REQUIREMENT. Write out, precisely and in full, each line of the material.

Records from a data collection
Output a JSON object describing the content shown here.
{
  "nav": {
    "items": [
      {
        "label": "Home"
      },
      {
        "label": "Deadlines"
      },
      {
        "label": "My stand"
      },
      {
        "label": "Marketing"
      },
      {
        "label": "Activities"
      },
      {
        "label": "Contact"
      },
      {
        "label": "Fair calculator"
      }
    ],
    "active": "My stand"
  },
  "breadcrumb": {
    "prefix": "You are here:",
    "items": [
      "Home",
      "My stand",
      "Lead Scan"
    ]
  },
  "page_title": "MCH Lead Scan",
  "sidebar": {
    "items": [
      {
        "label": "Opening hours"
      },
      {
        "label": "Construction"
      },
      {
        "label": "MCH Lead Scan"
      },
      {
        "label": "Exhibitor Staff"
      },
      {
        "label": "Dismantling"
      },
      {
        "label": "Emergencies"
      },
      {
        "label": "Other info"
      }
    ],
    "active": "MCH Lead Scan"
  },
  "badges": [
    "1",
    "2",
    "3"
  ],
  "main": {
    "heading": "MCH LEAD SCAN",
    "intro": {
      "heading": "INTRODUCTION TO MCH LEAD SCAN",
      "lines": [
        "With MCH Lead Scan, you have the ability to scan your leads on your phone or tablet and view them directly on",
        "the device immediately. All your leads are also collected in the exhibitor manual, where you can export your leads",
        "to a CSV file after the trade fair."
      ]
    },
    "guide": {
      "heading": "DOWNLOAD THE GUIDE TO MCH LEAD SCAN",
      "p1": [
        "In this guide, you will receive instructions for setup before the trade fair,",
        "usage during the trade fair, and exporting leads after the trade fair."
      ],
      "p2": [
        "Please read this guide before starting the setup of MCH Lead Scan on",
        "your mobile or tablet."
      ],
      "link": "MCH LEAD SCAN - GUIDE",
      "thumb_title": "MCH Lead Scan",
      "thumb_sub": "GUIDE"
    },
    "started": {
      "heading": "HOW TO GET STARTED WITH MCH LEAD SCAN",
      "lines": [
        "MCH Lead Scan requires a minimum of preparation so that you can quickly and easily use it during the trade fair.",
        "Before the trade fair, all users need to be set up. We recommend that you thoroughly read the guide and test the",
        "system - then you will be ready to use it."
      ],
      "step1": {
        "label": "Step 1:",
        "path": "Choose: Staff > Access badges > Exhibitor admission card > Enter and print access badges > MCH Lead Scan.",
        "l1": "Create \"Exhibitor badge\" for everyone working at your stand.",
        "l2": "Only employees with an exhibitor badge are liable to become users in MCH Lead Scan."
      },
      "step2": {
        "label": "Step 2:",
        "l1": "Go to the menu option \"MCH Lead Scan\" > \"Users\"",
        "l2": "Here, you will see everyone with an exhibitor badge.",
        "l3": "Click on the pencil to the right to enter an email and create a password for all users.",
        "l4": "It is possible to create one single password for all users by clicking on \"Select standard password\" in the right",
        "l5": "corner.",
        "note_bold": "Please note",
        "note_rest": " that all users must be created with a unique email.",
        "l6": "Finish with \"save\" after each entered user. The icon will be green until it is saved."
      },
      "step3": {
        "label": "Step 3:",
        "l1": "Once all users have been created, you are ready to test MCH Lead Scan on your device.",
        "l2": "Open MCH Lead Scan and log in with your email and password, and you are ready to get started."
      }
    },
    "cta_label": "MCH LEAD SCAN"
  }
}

COMPLETE OUTPUT.
Output a JSON object describing the content shown here.
{
  "nav": {
    "items": [
      {
        "label": "Home"
      },
      {
        "label": "Deadlines"
      },
      {
        "label": "My stand"
      },
      {
        "label": "Marketing"
      },
      {
        "label": "Activities"
      },
      {
        "label": "Contact"
      },
      {
        "label": "Fair calculator"
      }
    ],
    "active": "My stand"
  },
  "breadcrumb": {
    "prefix": "You are here:",
    "items": [
      "Home",
      "My stand",
      "Lead Scan"
    ]
  },
  "page_title": "MCH Lead Scan",
  "sidebar": {
    "items": [
      {
        "label": "Opening hours"
      },
      {
        "label": "Construction"
      },
      {
        "label": "MCH Lead Scan"
      },
      {
        "label": "Exhibitor Staff"
      },
      {
        "label": "Dismantling"
      },
      {
        "label": "Emergencies"
      },
      {
        "label": "Other info"
      }
    ],
    "active": "MCH Lead Scan"
  },
  "badges": [
    "1",
    "2",
    "3"
  ],
  "main": {
    "heading": "MCH LEAD SCAN",
    "intro": {
      "heading": "INTRODUCTION TO MCH LEAD SCAN",
      "lines": [
        "With MCH Lead Scan, you have the ability to scan your leads on your phone or tablet and view them directly on",
        "the device immediately. All your leads are also collected in the exhibitor manual, where you can export your leads",
        "to a CSV file after the trade fair."
      ]
    },
    "guide": {
      "heading": "DOWNLOAD THE GUIDE TO MCH LEAD SCAN",
      "p1": [
        "In this guide, you will receive instructions for setup before the trade fair,",
        "usage during the trade fair, and exporting leads after the trade fair."
      ],
      "p2": [
        "Please read this guide before starting the setup of MCH Lead Scan on",
        "your mobile or tablet."
      ],
      "link": "MCH LEAD SCAN - GUIDE",
      "thumb_title": "MCH Lead Scan",
      "thumb_sub": "GUIDE"
    },
    "started": {
      "heading": "HOW TO GET STARTED WITH MCH LEAD SCAN",
      "lines": [
        "MCH Lead Scan requires a minimum of preparation so that you can quickly and easily use it during the trade fair.",
        "Before the trade fair, all users need to be set up. We recommend that you thoroughly read the guide and test the",
        "system - then you will be ready to use it."
      ],
      "step1": {
        "label": "Step 1:",
        "path": "Choose: Staff > Access badges > Exhibitor admission card > Enter and print access badges > MCH Lead Scan.",
        "l1": "Create \"Exhibitor badge\" for everyone working at your stand.",
        "l2": "Only employees with an exhibitor badge are liable to become users in MCH Lead Scan."
      },
      "step2": {
        "label": "Step 2:",
        "l1": "Go to the menu option \"MCH Lead Scan\" > \"Users\"",
        "l2": "Here, you will see everyone with an exhibitor badge.",
        "l3": "Click on the pencil to the right to enter an email and create a password for all users.",
        "l4": "It is possible to create one single password for all users by clicking on \"Select standard password\" in the right",
        "l5": "corner.",
        "note_bold": "Please note",
        "note_rest": " that all users must be created with a unique email.",
        "l6": "Finish with \"save\" after each entered user. The icon will be green until it is saved."
      },
      "step3": {
        "label": "Step 3:",
        "l1": "Once all users have been created, you are ready to test MCH Lead Scan on your device.",
        "l2": "Open MCH Lead Scan and log in with your email and password, and you are ready to get started."
      }
    },
    "cta_label": "MCH LEAD SCAN"
  }
}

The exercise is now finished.